## Text to read
────────

Seki no to
- Debut: 1784/11, Kiri-za
- Authors: Takarada Jurai (lyrics), Tobaya Richô I (music), Nishikawa Senzô II (choreography)
- Genre: Tokiwazu
- Other Names: 積恋雪関扉 (Tsumoru Koi Yuki no Seki no To)
- Japanese: 関の戸 (seki no to)
Seki no to (lit. "Gate at the Barrier"), also known by its fuller name, Tsumoru Koi Yuki no Seki no To, is a kabuki dance-drama (shosagoto) featuring 9th century poets Henjô and his political rival Ôtomo no Kuronushi. It was originally the second half of a play entitled Jûnihitoe Komachi Zakura, which fell out of the repertoire for nearly 200 years, only being revived in 1987, with a new script. Today, only the conclusion of Seki no to, one of the most famous pieces of the tokiwazu genre, remains in the active repertoire.
As is quite typical of the tokiwazu genre, the play emphasizes the rough masculine (yabo) character of Sekibei, who gets drunk and belches, and the "coquettish but devious" personality of the tree spirit.
The section still performed today is about fifty minutes long, and features a combination of dramatic dialogue and dance. Kuronushi and the tree spirit play at their roles of courtesan & border guard client, while attempting to outwit one another, before turning to more direct conflict.

────────

## Short task 1
List the three people credited as authors in the Seki no to text, each with the role given in parentheses.
## Short task 2
Repeat the Seki no to text word for word, from "- Japanese: 関の戸" to "the active repertoire.".
## Short task 3
Pick up the Seki no to text after its final sentence and continue writing it.
The entries that follow have no connection to the Seki no to text.

[Data listing]
────────

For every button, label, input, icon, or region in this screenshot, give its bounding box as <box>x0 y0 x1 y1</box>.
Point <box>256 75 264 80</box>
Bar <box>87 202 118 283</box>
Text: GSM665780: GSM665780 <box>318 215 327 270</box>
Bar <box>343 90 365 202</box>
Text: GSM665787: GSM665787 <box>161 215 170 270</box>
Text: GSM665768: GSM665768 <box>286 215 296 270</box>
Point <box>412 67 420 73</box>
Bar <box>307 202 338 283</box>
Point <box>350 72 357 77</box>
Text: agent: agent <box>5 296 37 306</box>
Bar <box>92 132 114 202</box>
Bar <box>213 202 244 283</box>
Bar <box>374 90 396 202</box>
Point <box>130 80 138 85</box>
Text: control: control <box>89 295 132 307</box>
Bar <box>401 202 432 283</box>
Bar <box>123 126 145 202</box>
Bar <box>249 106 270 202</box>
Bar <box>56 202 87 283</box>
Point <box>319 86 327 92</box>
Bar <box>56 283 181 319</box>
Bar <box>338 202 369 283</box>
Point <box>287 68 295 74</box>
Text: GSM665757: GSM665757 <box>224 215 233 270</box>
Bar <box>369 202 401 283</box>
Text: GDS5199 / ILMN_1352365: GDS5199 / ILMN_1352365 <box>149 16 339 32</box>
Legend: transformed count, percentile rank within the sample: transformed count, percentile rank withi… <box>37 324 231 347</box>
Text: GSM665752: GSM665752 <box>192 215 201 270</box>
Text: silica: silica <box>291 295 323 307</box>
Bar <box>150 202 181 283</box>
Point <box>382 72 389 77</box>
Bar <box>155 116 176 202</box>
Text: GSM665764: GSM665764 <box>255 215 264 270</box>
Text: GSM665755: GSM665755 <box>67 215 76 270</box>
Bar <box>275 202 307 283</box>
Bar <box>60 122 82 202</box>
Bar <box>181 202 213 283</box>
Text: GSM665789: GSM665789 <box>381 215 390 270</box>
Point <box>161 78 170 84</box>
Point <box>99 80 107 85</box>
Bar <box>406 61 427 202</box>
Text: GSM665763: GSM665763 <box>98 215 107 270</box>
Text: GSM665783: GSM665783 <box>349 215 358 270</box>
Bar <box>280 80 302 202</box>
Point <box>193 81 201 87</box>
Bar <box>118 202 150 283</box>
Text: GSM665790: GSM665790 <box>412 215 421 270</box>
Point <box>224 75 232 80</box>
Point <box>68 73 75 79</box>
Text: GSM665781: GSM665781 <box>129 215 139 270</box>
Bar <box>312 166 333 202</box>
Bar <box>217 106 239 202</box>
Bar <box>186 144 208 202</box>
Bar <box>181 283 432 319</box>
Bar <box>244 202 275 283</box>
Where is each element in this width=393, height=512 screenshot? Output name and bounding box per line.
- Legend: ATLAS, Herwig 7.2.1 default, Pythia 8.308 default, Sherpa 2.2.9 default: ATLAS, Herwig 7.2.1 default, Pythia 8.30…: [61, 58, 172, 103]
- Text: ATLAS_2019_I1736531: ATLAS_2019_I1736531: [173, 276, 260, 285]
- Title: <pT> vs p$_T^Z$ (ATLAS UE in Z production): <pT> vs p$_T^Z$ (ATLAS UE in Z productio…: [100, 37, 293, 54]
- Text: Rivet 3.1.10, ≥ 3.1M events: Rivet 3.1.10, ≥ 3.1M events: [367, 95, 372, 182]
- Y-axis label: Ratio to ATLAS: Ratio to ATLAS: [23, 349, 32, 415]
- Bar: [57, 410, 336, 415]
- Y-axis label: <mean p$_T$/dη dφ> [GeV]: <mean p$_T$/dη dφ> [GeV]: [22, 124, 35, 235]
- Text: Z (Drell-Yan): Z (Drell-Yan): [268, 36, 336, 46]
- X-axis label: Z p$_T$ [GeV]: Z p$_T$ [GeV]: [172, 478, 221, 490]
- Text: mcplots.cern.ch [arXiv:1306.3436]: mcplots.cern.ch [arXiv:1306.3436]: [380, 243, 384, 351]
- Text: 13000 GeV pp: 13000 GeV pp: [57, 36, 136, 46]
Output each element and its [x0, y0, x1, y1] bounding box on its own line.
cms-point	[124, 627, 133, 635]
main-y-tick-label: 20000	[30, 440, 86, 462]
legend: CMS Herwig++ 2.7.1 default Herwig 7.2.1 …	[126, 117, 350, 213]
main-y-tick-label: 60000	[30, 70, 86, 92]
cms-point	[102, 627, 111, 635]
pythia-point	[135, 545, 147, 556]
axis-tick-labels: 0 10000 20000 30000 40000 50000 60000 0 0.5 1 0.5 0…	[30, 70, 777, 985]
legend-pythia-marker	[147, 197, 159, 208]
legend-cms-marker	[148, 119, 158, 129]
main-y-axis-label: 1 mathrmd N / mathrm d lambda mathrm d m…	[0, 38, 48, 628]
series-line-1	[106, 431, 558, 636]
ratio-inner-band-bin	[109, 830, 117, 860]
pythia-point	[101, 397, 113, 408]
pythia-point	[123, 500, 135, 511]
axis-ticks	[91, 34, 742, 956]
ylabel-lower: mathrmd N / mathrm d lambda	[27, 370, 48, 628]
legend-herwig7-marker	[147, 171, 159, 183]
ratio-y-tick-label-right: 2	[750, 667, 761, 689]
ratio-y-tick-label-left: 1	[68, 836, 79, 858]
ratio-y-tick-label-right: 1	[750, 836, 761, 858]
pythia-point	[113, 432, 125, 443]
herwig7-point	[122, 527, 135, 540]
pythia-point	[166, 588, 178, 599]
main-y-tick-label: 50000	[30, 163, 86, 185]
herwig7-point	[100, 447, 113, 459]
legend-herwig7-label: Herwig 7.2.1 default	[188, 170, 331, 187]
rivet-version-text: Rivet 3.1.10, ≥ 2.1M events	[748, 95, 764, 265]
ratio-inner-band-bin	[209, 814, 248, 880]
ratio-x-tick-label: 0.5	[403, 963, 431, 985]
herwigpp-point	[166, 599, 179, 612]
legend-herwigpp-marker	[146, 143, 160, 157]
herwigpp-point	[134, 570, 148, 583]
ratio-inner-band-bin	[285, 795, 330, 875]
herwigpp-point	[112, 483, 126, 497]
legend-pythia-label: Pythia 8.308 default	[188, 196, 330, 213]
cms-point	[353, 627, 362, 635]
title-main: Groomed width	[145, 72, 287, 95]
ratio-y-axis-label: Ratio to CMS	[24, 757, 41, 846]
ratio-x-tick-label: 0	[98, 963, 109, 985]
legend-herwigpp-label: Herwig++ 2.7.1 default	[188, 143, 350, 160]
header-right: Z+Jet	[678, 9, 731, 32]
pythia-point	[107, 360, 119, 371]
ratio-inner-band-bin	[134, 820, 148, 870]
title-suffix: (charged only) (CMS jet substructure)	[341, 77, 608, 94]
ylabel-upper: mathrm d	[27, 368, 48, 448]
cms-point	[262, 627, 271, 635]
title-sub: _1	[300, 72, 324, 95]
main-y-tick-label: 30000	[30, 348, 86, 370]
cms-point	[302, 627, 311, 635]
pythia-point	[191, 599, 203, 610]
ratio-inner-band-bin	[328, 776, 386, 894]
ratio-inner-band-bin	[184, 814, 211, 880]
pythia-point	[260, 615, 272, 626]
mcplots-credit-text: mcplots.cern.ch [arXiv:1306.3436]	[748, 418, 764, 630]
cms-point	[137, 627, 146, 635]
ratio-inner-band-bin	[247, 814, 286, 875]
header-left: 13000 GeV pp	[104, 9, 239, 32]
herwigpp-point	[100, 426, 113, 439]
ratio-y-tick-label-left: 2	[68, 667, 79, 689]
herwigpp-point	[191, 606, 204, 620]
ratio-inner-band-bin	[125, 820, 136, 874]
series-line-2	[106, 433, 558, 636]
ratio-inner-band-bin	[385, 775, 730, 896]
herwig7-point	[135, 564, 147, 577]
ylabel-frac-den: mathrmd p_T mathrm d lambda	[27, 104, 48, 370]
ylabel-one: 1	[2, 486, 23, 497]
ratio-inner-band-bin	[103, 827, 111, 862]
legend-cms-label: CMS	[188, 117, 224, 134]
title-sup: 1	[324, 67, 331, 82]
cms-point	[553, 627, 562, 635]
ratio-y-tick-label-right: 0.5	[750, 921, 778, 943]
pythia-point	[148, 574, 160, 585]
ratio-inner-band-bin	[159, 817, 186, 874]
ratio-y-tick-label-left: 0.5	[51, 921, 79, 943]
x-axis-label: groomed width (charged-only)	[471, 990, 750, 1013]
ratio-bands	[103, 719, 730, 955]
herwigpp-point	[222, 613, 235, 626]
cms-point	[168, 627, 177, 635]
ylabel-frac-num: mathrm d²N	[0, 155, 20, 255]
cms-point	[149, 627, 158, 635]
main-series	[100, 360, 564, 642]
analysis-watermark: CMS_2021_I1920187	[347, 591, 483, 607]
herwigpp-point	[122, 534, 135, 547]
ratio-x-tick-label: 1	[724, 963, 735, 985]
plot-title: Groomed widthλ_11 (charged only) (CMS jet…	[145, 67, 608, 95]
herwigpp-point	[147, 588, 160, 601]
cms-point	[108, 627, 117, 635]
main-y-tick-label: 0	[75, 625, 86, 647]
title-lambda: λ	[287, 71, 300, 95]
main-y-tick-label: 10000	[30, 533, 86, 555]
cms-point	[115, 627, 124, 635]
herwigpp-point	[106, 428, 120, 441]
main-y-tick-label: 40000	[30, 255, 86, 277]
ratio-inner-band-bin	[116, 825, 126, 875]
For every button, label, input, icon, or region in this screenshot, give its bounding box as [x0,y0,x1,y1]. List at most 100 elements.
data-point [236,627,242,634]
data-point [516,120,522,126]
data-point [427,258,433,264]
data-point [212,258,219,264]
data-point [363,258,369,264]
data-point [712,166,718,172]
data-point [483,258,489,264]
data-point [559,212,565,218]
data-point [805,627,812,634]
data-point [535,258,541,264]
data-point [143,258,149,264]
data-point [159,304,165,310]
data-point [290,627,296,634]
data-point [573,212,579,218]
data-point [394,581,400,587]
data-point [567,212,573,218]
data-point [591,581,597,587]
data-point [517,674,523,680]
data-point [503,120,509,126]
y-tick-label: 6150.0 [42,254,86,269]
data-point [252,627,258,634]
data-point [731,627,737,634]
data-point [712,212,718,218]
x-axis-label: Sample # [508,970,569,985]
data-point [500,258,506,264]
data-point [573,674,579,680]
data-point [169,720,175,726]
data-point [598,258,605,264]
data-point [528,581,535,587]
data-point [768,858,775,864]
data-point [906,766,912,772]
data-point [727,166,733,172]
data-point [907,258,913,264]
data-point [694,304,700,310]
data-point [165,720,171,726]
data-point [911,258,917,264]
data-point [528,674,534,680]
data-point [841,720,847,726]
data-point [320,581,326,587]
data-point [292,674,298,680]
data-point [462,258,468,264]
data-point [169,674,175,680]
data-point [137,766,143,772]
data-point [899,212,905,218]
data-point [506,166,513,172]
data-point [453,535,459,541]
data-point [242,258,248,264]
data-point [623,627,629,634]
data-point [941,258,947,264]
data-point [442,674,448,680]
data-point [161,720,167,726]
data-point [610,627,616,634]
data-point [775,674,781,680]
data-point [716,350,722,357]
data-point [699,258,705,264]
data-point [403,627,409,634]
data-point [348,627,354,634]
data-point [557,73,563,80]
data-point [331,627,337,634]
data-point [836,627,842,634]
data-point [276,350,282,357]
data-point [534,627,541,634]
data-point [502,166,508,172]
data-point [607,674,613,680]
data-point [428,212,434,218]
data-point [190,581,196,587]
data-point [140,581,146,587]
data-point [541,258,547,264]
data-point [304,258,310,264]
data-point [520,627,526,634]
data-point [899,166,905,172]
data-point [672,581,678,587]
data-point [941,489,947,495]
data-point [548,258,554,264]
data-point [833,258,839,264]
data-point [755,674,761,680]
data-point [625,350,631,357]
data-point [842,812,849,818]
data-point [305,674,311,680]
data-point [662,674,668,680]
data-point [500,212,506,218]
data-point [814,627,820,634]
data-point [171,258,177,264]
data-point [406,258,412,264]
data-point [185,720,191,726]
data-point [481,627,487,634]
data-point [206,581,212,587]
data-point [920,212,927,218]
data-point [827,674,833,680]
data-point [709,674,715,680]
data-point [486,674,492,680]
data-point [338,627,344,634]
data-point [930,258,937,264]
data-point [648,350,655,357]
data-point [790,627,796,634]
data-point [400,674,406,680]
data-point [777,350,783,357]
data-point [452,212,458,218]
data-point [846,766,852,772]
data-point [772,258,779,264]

────────

## Task answer 1
Takarada Jurai (lyrics), Tobaya Richô I (music), Nishikawa Senzô II (choreography)

## Task answer 2
- Japanese: 関の戸 (seki no to)
Seki no to (lit. "Gate at the Barrier"), also known by its fuller name, Tsumoru Koi Yuki no Seki no To, is a kabuki dance-drama (shosagoto) featuring 9th century poets Henjô and his political rival Ôtomo no Kuronushi. It was originally the second half of a play entitled Jûnihitoe Komachi Zakura, which fell out of the repertoire for nearly 200 years, only being revived in 1987, with a new script. Today, only the conclusion of Seki no to, one of the most famous pieces of the tokiwazu genre, remains in the active repertoire.

## Task answer 3
The play takes place in the 9th century, at a mountain retreat near the Ôsakayama barrier checkpoint that Henjô has come to visit. Meanwhile, Ôtomo no Kuronushi has disguised himself as Sekibei, the checkpoint guard. The spirit of a black cherry tree manifests in the guise of a courtesan and seeks to exact revenge against Sekibei for some slight, in a scene reminiscent of an Edo period scene of a courtesan and her client.
The fuller play from which Seki no to derives, Jûnihitoe Komachi zakura, premiered at the Kiri-za in Edo in 1784. The plot draws upon the historical Jôwa Incident of 842, in which a group of courtiers failed in a scheme to overthrow the emperor; but the play inserts several of the Rokkasen ("Six Poetry Immortals") into the story: the bishop Henjô, Ôtomo no Kuronushi, and Ono no Komachi. Two romantic pairings, between Henjô and Komachi, and between Henjô's brother Yoshimine no Yasusada and the courtesan Sumizome, feature in the play, with Ôtomo as the villain. Like other kaomise plays of its time, Jûnihitoe was pulled together from elements of a number of other plays, and was intended to only be performed for one run, not to be entered into the repertoire to be performed again. It was co-written by Segawa Jokô and a group of others, including Takarada Jurai (lyrics), Tobaya Richô I (music), and Nishikawa Senzô II (choreography).
- Timothy Clark, "Edo Kabuki in the 1780s," The Actor's Image, Art Institute of Chicago (1994), 36.
- Alison McQueen Tokita. "Music in kabuki: more than meets the eye." The Ashgate Research Companion to Japanese Music. Surrey: Ashgate Publishing, 2008. pp254-255.
- "Seki no To." Kabuki21.com.
- Tokita. p254.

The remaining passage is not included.